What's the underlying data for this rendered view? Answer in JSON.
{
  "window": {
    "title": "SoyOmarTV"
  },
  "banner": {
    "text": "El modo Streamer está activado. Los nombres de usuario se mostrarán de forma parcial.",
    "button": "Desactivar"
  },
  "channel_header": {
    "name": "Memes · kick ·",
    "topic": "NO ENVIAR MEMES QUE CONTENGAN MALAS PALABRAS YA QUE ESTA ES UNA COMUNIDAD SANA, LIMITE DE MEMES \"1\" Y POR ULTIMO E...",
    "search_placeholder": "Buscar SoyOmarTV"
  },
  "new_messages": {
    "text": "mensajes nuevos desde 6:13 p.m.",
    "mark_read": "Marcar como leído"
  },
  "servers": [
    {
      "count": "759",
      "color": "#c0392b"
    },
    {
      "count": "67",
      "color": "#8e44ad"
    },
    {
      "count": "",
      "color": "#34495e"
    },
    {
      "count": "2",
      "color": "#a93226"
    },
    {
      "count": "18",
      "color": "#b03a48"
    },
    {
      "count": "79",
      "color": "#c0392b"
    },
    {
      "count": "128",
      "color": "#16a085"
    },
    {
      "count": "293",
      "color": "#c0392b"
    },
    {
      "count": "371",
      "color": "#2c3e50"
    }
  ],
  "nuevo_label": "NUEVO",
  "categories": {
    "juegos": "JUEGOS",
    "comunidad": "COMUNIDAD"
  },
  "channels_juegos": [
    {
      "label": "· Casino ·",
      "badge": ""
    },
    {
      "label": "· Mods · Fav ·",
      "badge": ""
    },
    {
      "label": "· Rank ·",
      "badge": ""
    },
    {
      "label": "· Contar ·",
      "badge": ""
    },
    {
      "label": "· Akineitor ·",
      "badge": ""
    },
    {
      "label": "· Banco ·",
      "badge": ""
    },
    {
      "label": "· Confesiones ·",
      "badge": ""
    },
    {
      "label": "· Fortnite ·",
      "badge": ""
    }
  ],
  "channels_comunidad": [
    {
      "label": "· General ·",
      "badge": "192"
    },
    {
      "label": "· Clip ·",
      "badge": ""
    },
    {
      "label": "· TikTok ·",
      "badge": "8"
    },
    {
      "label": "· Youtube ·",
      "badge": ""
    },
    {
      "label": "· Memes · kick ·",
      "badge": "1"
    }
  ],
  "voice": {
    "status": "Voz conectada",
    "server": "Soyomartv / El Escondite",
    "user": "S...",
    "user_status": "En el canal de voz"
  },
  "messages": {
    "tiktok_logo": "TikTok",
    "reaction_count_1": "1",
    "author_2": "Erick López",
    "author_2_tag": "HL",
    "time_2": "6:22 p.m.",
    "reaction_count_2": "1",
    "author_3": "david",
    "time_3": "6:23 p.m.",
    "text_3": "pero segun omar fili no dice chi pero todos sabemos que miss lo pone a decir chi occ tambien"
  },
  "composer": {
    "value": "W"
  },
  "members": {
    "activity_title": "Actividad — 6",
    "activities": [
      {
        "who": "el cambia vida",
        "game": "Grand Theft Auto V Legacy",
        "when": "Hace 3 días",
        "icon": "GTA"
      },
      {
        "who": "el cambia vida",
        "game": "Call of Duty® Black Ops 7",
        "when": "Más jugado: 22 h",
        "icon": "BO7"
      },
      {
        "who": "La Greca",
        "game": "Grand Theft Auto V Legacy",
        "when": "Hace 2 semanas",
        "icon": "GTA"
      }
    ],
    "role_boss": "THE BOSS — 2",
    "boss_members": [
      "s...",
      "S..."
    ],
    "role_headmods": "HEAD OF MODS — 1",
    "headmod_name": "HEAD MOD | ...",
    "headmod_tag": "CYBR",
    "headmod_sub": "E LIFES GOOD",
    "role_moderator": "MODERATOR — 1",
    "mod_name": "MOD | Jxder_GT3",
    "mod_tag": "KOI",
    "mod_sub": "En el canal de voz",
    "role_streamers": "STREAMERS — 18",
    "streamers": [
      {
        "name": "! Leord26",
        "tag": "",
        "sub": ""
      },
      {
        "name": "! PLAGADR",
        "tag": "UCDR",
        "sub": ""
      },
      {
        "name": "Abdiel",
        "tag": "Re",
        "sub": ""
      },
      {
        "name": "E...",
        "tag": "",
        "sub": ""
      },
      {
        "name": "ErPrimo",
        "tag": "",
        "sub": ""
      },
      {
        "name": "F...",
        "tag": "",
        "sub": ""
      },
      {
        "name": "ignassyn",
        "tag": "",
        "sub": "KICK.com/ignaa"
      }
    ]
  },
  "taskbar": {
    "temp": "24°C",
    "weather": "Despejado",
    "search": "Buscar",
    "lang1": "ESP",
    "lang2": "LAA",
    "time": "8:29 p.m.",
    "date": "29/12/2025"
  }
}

============================================================

TASK DESCRIPTION »
Transcribe each entry precisely, missing none.

IN RESPONSE »
What's the underlying data for this rendered view? Answer in JSON.
{
  "window": {
    "title": "SoyOmarTV"
  },
  "banner": {
    "text": "El modo Streamer está activado. Los nombres de usuario se mostrarán de forma parcial.",
    "button": "Desactivar"
  },
  "channel_header": {
    "name": "Memes · kick ·",
    "topic": "NO ENVIAR MEMES QUE CONTENGAN MALAS PALABRAS YA QUE ESTA ES UNA COMUNIDAD SANA, LIMITE DE MEMES \"1\" Y POR ULTIMO E...",
    "search_placeholder": "Buscar SoyOmarTV"
  },
  "new_messages": {
    "text": "mensajes nuevos desde 6:13 p.m.",
    "mark_read": "Marcar como leído"
  },
  "servers": [
    {
      "count": "759",
      "color": "#c0392b"
    },
    {
      "count": "67",
      "color": "#8e44ad"
    },
    {
      "count": "",
      "color": "#34495e"
    },
    {
      "count": "2",
      "color": "#a93226"
    },
    {
      "count": "18",
      "color": "#b03a48"
    },
    {
      "count": "79",
      "color": "#c0392b"
    },
    {
      "count": "128",
      "color": "#16a085"
    },
    {
      "count": "293",
      "color": "#c0392b"
    },
    {
      "count": "371",
      "color": "#2c3e50"
    }
  ],
  "nuevo_label": "NUEVO",
  "categories": {
    "juegos": "JUEGOS",
    "comunidad": "COMUNIDAD"
  },
  "channels_juegos": [
    {
      "label": "· Casino ·",
      "badge": ""
    },
    {
      "label": "· Mods · Fav ·",
      "badge": ""
    },
    {
      "label": "· Rank ·",
      "badge": ""
    },
    {
      "label": "· Contar ·",
      "badge": ""
    },
    {
      "label": "· Akineitor ·",
      "badge": ""
    },
    {
      "label": "· Banco ·",
      "badge": ""
    },
    {
      "label": "· Confesiones ·",
      "badge": ""
    },
    {
      "label": "· Fortnite ·",
      "badge": ""
    }
  ],
  "channels_comunidad": [
    {
      "label": "· General ·",
      "badge": "192"
    },
    {
      "label": "· Clip ·",
      "badge": ""
    },
    {
      "label": "· TikTok ·",
      "badge": "8"
    },
    {
      "label": "· Youtube ·",
      "badge": ""
    },
    {
      "label": "· Memes · kick ·",
      "badge": "1"
    }
  ],
  "voice": {
    "status": "Voz conectada",
    "server": "Soyomartv / El Escondite",
    "user": "S...",
    "user_status": "En el canal de voz"
  },
  "messages": {
    "tiktok_logo": "TikTok",
    "reaction_count_1": "1",
    "author_2": "Erick López",
    "author_2_tag": "HL",
    "time_2": "6:22 p.m.",
    "reaction_count_2": "1",
    "author_3": "david",
    "time_3": "6:23 p.m.",
    "text_3": "pero segun omar fili no dice chi pero todos sabemos que miss lo pone a decir chi occ tambien"
  },
  "composer": {
    "value": "W"
  },
  "members": {
    "activity_title": "Actividad — 6",
    "activities": [
      {
        "who": "el cambia vida",
        "game": "Grand Theft Auto V Legacy",
        "when": "Hace 3 días",
        "icon": "GTA"
      },
      {
        "who": "el cambia vida",
        "game": "Call of Duty® Black Ops 7",
        "when": "Más jugado: 22 h",
        "icon": "BO7"
      },
      {
        "who": "La Greca",
        "game": "Grand Theft Auto V Legacy",
        "when": "Hace 2 semanas",
        "icon": "GTA"
      }
    ],
    "role_boss": "THE BOSS — 2",
    "boss_members": [
      "s...",
      "S..."
    ],
    "role_headmods": "HEAD OF MODS — 1",
    "headmod_name": "HEAD MOD | ...",
    "headmod_tag": "CYBR",
    "headmod_sub": "E LIFES GOOD",
    "role_moderator": "MODERATOR — 1",
    "mod_name": "MOD | Jxder_GT3",
    "mod_tag": "KOI",
    "mod_sub": "En el canal de voz",
    "role_streamers": "STREAMERS — 18",
    "streamers": [
      {
        "name": "! Leord26",
        "tag": "",
        "sub": ""
      },
      {
        "name": "! PLAGADR",
        "tag": "UCDR",
        "sub": ""
      },
      {
        "name": "Abdiel",
        "tag": "Re",
        "sub": ""
      },
      {
        "name": "E...",
        "tag": "",
        "sub": ""
      },
      {
        "name": "ErPrimo",
        "tag": "",
        "sub": ""
      },
      {
        "name": "F...",
        "tag": "",
        "sub": ""
      },
      {
        "name": "ignassyn",
        "tag": "",
        "sub": "KICK.com/ignaa"
      }
    ]
  },
  "taskbar": {
    "temp": "24°C",
    "weather": "Despejado",
    "search": "Buscar",
    "lang1": "ESP",
    "lang2": "LAA",
    "time": "8:29 p.m.",
    "date": "29/12/2025"
  }
}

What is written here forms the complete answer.